▶ _Lines of data_:
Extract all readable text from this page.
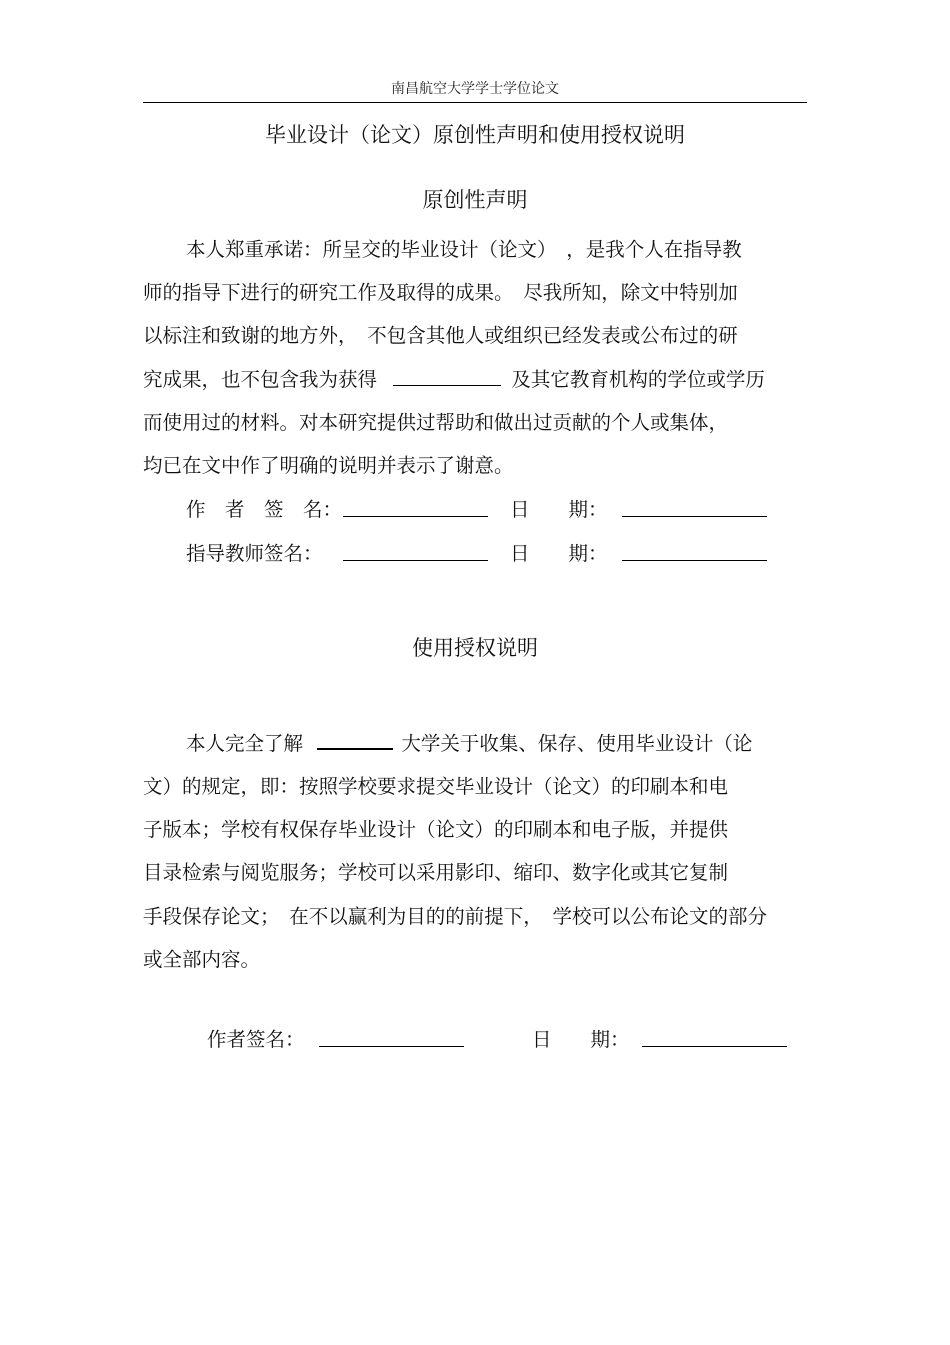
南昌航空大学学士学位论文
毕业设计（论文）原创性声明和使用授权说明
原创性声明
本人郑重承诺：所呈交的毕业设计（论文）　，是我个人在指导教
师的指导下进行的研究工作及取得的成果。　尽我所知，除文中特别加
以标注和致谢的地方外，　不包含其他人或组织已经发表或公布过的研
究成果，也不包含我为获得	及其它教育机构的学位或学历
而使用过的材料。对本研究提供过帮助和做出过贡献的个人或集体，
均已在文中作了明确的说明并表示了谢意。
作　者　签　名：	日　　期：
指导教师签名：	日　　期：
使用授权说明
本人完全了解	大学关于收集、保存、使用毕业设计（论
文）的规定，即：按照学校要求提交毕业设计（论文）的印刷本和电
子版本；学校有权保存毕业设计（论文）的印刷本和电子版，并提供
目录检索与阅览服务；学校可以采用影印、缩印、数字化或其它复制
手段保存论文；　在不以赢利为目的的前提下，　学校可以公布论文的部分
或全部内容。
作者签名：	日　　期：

--

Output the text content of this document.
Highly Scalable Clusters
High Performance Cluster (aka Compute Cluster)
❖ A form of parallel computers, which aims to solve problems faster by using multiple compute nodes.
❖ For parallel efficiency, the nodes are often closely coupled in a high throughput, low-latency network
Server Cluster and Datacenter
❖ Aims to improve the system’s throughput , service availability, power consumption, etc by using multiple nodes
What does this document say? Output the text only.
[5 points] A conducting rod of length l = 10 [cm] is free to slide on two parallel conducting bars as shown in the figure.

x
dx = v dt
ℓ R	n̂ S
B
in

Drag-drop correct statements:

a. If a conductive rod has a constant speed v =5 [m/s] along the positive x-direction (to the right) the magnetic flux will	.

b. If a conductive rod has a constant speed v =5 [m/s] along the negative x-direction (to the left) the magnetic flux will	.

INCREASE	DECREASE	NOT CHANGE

▶ _Given instruction_:
Your task is to pick out every line with the string "nodes" and copy it.

▶ _Finished exercise_:
❖ A form of parallel computers, which aims to solve problems faster by using multiple compute nodes.
❖ For parallel efficiency, the nodes are often closely coupled in a high throughput, low-latency network
❖ Aims to improve the system’s throughput , service availability, power consumption, etc by using multiple nodes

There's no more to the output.